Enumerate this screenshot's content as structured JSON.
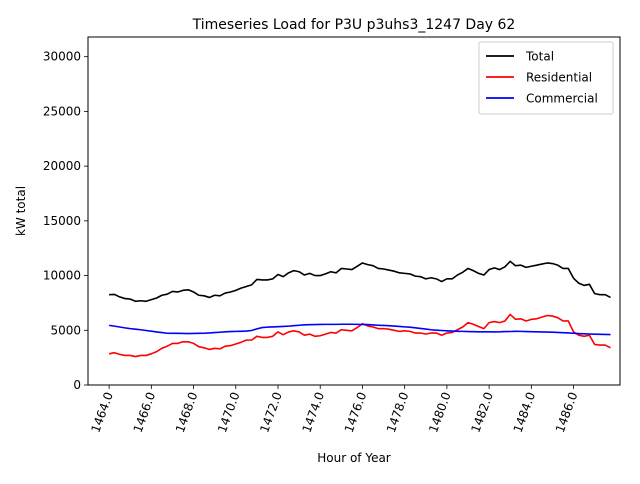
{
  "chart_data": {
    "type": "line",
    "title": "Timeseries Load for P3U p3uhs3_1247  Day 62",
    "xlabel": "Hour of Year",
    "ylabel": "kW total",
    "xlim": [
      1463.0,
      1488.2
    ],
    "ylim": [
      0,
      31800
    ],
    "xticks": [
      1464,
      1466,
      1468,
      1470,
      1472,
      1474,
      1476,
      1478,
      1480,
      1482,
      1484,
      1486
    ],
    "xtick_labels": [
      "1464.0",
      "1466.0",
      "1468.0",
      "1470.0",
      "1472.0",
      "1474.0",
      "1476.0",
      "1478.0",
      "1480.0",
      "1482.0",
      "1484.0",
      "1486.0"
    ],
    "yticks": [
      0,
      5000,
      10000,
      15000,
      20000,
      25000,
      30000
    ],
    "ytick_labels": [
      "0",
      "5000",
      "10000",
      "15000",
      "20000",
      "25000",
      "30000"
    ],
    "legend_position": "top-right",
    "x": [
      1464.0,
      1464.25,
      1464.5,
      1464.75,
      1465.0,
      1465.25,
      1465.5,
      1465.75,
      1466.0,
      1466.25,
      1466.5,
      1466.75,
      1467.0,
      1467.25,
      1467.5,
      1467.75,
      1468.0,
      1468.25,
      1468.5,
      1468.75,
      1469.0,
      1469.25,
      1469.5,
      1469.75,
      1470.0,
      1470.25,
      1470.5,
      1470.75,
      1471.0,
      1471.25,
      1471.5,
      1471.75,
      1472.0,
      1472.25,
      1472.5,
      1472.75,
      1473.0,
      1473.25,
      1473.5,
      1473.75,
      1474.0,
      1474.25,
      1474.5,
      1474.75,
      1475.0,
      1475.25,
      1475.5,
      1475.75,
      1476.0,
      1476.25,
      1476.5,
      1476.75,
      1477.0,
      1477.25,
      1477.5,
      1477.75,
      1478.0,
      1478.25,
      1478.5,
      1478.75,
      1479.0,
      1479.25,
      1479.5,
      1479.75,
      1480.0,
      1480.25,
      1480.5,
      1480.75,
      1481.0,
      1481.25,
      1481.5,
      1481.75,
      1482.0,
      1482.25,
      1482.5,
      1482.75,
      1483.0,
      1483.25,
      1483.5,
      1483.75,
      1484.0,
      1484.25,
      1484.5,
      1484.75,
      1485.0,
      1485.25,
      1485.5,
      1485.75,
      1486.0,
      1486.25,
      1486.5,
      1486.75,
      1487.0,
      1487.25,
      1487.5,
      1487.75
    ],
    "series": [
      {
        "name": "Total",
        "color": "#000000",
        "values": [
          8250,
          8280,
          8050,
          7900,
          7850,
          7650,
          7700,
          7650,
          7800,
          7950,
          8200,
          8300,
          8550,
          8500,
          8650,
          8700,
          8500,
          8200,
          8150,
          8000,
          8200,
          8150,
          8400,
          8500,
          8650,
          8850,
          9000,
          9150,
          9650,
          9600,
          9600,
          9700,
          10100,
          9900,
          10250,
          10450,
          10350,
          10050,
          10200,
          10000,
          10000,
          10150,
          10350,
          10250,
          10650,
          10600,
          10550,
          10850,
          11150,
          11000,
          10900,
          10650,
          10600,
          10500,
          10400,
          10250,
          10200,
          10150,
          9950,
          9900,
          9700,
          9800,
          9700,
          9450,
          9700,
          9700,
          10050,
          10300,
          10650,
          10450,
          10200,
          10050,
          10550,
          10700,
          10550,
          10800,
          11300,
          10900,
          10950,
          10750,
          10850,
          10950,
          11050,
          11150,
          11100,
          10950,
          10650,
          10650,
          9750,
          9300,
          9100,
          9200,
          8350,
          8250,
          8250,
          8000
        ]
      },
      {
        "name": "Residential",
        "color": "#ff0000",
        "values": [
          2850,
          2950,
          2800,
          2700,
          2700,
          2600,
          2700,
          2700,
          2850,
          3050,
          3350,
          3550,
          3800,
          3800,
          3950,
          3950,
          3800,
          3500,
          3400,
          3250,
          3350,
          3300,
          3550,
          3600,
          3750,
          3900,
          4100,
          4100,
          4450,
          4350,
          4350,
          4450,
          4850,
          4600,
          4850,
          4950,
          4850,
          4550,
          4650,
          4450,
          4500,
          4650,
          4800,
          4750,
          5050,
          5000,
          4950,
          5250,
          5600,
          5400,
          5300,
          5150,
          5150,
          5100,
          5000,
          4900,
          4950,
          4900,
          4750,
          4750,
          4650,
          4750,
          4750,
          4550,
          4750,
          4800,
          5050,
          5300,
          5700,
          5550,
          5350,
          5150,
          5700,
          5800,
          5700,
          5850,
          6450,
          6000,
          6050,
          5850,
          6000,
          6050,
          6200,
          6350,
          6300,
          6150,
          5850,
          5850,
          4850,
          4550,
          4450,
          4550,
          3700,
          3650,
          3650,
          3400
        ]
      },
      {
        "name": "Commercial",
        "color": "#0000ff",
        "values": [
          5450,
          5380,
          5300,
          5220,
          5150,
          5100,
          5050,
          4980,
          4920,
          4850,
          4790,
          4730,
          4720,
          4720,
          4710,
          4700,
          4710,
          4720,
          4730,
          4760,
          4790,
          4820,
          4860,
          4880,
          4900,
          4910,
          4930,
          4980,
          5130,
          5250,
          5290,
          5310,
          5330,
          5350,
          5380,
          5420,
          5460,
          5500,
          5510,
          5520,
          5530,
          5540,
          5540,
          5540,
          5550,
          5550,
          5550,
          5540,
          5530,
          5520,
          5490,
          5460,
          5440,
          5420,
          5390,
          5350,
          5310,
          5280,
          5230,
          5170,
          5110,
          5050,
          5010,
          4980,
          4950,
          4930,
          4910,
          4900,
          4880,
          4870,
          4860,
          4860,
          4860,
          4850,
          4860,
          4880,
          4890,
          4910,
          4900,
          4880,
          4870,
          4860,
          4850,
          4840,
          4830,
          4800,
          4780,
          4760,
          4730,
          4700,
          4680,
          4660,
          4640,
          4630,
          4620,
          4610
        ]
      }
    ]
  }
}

=======

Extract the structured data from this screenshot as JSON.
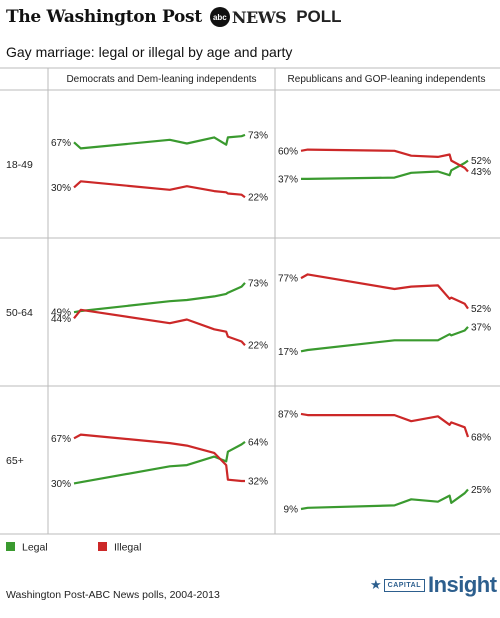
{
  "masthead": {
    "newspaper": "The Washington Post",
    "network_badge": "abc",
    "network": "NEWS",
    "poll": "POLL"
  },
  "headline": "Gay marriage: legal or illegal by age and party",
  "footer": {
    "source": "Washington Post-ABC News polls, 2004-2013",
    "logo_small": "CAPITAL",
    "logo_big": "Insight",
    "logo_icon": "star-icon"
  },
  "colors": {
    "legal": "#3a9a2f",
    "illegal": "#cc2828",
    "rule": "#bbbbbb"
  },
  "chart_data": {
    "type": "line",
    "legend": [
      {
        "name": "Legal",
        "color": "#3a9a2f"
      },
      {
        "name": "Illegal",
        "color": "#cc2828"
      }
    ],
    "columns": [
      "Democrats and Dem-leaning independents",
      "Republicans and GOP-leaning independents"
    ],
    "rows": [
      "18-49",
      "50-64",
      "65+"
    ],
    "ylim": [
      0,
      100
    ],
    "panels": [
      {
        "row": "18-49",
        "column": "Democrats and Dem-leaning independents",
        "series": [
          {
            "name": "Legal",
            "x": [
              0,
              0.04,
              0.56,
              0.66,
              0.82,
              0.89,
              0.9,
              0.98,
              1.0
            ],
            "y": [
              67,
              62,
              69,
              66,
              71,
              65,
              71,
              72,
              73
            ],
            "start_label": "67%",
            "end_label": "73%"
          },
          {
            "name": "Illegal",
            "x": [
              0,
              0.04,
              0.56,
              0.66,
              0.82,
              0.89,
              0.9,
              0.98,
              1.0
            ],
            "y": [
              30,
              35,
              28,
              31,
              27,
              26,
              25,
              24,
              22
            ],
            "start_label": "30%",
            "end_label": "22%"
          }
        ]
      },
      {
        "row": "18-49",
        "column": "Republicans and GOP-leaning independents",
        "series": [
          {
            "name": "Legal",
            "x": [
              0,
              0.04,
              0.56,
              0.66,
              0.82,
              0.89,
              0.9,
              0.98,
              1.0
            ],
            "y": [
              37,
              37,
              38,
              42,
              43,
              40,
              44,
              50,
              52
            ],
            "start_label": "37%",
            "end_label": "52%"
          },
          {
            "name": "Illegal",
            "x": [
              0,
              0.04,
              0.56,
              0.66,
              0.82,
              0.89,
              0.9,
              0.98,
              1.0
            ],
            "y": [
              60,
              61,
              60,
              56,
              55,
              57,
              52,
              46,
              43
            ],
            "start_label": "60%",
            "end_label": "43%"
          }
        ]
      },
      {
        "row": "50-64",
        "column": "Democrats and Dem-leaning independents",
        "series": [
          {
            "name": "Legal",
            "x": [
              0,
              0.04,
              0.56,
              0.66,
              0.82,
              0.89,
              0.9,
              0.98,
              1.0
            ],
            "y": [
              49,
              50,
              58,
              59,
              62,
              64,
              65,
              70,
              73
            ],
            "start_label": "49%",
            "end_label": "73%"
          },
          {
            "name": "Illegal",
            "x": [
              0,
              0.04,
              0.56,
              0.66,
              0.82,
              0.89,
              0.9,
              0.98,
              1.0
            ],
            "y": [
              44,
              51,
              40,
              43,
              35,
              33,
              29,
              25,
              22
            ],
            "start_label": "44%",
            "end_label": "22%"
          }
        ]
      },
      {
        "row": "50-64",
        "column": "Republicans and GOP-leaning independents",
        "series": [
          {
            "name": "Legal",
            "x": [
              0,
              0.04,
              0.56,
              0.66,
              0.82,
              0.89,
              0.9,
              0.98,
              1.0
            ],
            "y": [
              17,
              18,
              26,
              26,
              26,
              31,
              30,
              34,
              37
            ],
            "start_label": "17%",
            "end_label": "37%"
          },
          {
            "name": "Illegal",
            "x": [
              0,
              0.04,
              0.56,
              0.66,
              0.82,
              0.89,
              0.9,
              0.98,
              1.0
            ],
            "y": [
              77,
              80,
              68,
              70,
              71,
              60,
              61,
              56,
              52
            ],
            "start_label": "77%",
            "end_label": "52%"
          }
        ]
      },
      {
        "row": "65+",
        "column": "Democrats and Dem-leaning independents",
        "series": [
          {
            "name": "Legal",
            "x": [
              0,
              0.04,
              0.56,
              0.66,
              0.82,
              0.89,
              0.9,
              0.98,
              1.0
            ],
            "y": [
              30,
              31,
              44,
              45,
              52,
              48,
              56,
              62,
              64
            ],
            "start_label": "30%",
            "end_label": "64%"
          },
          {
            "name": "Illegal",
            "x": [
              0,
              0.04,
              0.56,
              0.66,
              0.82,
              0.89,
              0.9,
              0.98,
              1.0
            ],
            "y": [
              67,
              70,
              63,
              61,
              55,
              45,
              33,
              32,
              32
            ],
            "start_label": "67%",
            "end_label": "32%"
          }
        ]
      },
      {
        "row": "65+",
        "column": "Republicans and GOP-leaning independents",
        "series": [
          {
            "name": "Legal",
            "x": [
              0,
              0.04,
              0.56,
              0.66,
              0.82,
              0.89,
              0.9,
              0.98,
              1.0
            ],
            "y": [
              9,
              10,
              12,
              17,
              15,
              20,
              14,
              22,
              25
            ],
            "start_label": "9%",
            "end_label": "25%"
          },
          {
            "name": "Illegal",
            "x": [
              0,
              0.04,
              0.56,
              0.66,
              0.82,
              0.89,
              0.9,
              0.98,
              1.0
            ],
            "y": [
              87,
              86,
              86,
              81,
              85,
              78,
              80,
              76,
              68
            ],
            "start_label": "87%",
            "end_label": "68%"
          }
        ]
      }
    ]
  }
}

=======

Look through the material above and pick out each line holding the word "Washington".

    "newspaper": "The Washington Post",
    "source": "Washington Post-ABC News polls, 2004-2013",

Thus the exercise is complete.